- _STATED EXERCISE_: Print each of the records below line for line, with no changes.

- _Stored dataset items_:
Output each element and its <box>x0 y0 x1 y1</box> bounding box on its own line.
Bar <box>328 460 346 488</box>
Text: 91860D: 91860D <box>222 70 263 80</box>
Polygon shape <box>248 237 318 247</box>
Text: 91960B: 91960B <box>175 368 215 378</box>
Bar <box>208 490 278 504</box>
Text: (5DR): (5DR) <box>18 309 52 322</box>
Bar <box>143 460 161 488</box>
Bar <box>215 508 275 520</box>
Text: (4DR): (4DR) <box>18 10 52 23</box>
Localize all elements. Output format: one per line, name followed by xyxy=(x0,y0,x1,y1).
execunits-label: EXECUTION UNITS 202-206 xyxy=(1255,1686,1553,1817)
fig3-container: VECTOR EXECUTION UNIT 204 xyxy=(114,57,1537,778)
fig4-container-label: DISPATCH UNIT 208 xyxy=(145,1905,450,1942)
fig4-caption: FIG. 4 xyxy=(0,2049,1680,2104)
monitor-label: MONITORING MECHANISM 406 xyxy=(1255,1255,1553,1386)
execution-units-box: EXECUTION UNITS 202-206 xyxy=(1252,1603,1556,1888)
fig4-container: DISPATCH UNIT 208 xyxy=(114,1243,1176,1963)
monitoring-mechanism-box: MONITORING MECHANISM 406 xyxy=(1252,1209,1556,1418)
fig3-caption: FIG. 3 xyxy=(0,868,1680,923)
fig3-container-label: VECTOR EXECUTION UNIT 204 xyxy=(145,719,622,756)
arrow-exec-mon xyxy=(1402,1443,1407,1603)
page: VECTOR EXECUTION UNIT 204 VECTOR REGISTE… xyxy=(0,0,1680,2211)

- _WRITTEN RESPONSE_:
Output each element and its <box>x0 y0 x1 y1</box> bounding box on its own line.
Bar <box>328 460 346 488</box>
Text: 91860D: 91860D <box>222 70 263 80</box>
Polygon shape <box>248 237 318 247</box>
Text: 91960B: 91960B <box>175 368 215 378</box>
Bar <box>208 490 278 504</box>
Text: (5DR): (5DR) <box>18 309 52 322</box>
Bar <box>143 460 161 488</box>
Bar <box>215 508 275 520</box>
Text: (4DR): (4DR) <box>18 10 52 23</box>
Localize all elements. Output format: one per line, name followed by xyxy=(x0,y0,x1,y1).
execunits-label: EXECUTION UNITS 202-206 xyxy=(1255,1686,1553,1817)
fig3-container: VECTOR EXECUTION UNIT 204 xyxy=(114,57,1537,778)
fig4-container-label: DISPATCH UNIT 208 xyxy=(145,1905,450,1942)
fig4-caption: FIG. 4 xyxy=(0,2049,1680,2104)
monitor-label: MONITORING MECHANISM 406 xyxy=(1255,1255,1553,1386)
execution-units-box: EXECUTION UNITS 202-206 xyxy=(1252,1603,1556,1888)
fig4-container: DISPATCH UNIT 208 xyxy=(114,1243,1176,1963)
monitoring-mechanism-box: MONITORING MECHANISM 406 xyxy=(1252,1209,1556,1418)
fig3-caption: FIG. 3 xyxy=(0,868,1680,923)
fig3-container-label: VECTOR EXECUTION UNIT 204 xyxy=(145,719,622,756)
arrow-exec-mon xyxy=(1402,1443,1407,1603)
page: VECTOR EXECUTION UNIT 204 VECTOR REGISTE… xyxy=(0,0,1680,2211)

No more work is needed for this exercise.